[Dataset entries]
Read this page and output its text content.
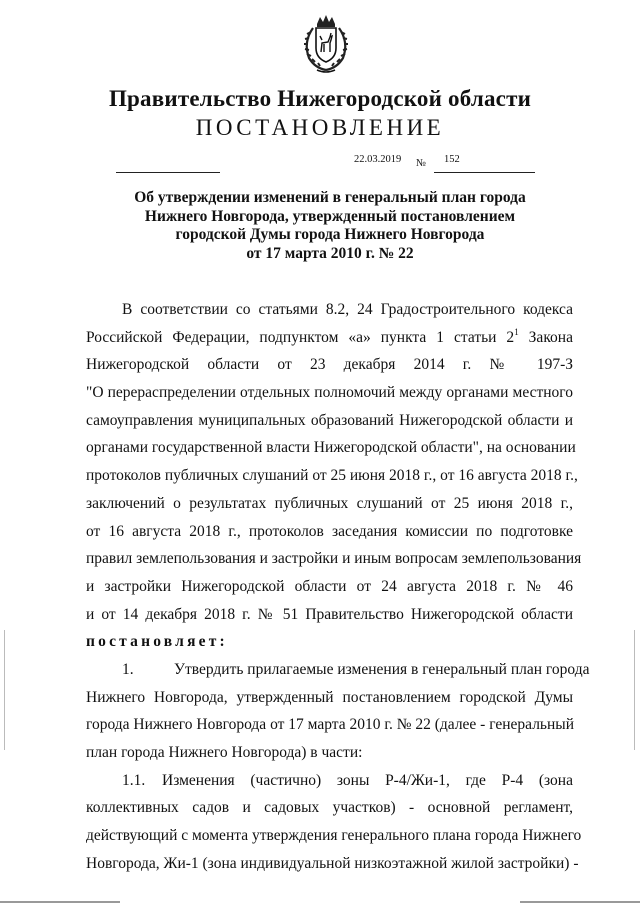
Правительство Нижегородской области
ПОСТАНОВЛЕНИЕ
22.03.2019 № 152
Об утверждении изменений в генеральный план города
Нижнего Новгорода, утвержденный постановлением
городской Думы города Нижнего Новгорода
от 17 марта 2010 г. № 22
В соответствии со статьями 8.2, 24 Градостроительного кодекса
Российской Федерации, подпунктом «а» пункта 1 статьи $2^1$ Закона
Нижегородской области от 23 декабря 2014 г. № 197-З
"О перераспределении отдельных полномочий между органами местного
самоуправления муниципальных образований Нижегородской области и
органами государственной власти Нижегородской области", на основании
протоколов публичных слушаний от 25 июня 2018 г., от 16 августа 2018 г.,
заключений о результатах публичных слушаний от 25 июня 2018 г.,
от 16 августа 2018 г., протоколов заседания комиссии по подготовке
правил землепользования и застройки и иным вопросам землепользования
и застройки Нижегородской области от 24 августа 2018 г. № 46
и от 14 декабря 2018 г. № 51 Правительство Нижегородской области
постановляет:
1.	Утвердить прилагаемые изменения в генеральный план города
Нижнего Новгорода, утвержденный постановлением городской Думы
города Нижнего Новгорода от 17 марта 2010 г. № 22 (далее - генеральный
план города Нижнего Новгорода) в части:
1.1. Изменения (частично) зоны Р-4/Жи-1, где Р-4 (зона
коллективных садов и садовых участков) - основной регламент,
действующий с момента утверждения генерального плана города Нижнего
Новгорода, Жи-1 (зона индивидуальной низкоэтажной жилой застройки) -
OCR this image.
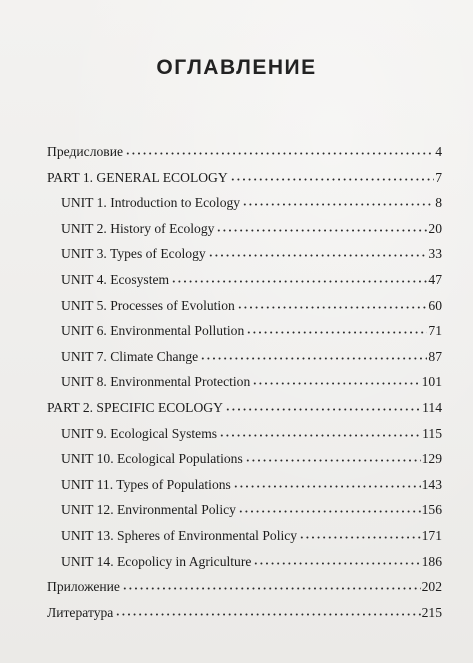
ОГЛАВЛЕНИЕ
Предисловие	4
PART 1. GENERAL ECOLOGY	7
UNIT 1. Introduction to Ecology	8
UNIT 2. History of Ecology	20
UNIT 3. Types of Ecology	33
UNIT 4. Ecosystem	47
UNIT 5. Processes of Evolution	60
UNIT 6. Environmental Pollution	71
UNIT 7. Climate Change	87
UNIT 8. Environmental Protection	101
PART 2. SPECIFIC ECOLOGY	114
UNIT 9. Ecological Systems	115
UNIT 10. Ecological Populations	129
UNIT 11. Types of Populations	143
UNIT 12. Environmental Policy	156
UNIT 13. Spheres of Environmental Policy	171
UNIT 14. Ecopolicy in Agriculture	186
Приложение	202
Литература	215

— Request —
Output, exactly, all the records above; include no pictures.

— Answer to the problem —
Read this page and output its text content.
Правительство Нижегородской области
ПОСТАНОВЛЕНИЕ
22.03.2019 № 152
Об утверждении изменений в генеральный план города
Нижнего Новгорода, утвержденный постановлением
городской Думы города Нижнего Новгорода
от 17 марта 2010 г. № 22
В соответствии со статьями 8.2, 24 Градостроительного кодекса
Российской Федерации, подпунктом «а» пункта 1 статьи $2^1$ Закона
Нижегородской области от 23 декабря 2014 г. № 197-З
"О перераспределении отдельных полномочий между органами местного
самоуправления муниципальных образований Нижегородской области и
органами государственной власти Нижегородской области", на основании
протоколов публичных слушаний от 25 июня 2018 г., от 16 августа 2018 г.,
заключений о результатах публичных слушаний от 25 июня 2018 г.,
от 16 августа 2018 г., протоколов заседания комиссии по подготовке
правил землепользования и застройки и иным вопросам землепользования
и застройки Нижегородской области от 24 августа 2018 г. № 46
и от 14 декабря 2018 г. № 51 Правительство Нижегородской области
постановляет:
1.	Утвердить прилагаемые изменения в генеральный план города
Нижнего Новгорода, утвержденный постановлением городской Думы
города Нижнего Новгорода от 17 марта 2010 г. № 22 (далее - генеральный
план города Нижнего Новгорода) в части:
1.1. Изменения (частично) зоны Р-4/Жи-1, где Р-4 (зона
коллективных садов и садовых участков) - основной регламент,
действующий с момента утверждения генерального плана города Нижнего
Новгорода, Жи-1 (зона индивидуальной низкоэтажной жилой застройки) -
OCR this image.
ОГЛАВЛЕНИЕ
Предисловие	4
PART 1. GENERAL ECOLOGY	7
UNIT 1. Introduction to Ecology	8
UNIT 2. History of Ecology	20
UNIT 3. Types of Ecology	33
UNIT 4. Ecosystem	47
UNIT 5. Processes of Evolution	60
UNIT 6. Environmental Pollution	71
UNIT 7. Climate Change	87
UNIT 8. Environmental Protection	101
PART 2. SPECIFIC ECOLOGY	114
UNIT 9. Ecological Systems	115
UNIT 10. Ecological Populations	129
UNIT 11. Types of Populations	143
UNIT 12. Environmental Policy	156
UNIT 13. Spheres of Environmental Policy	171
UNIT 14. Ecopolicy in Agriculture	186
Приложение	202
Литература	215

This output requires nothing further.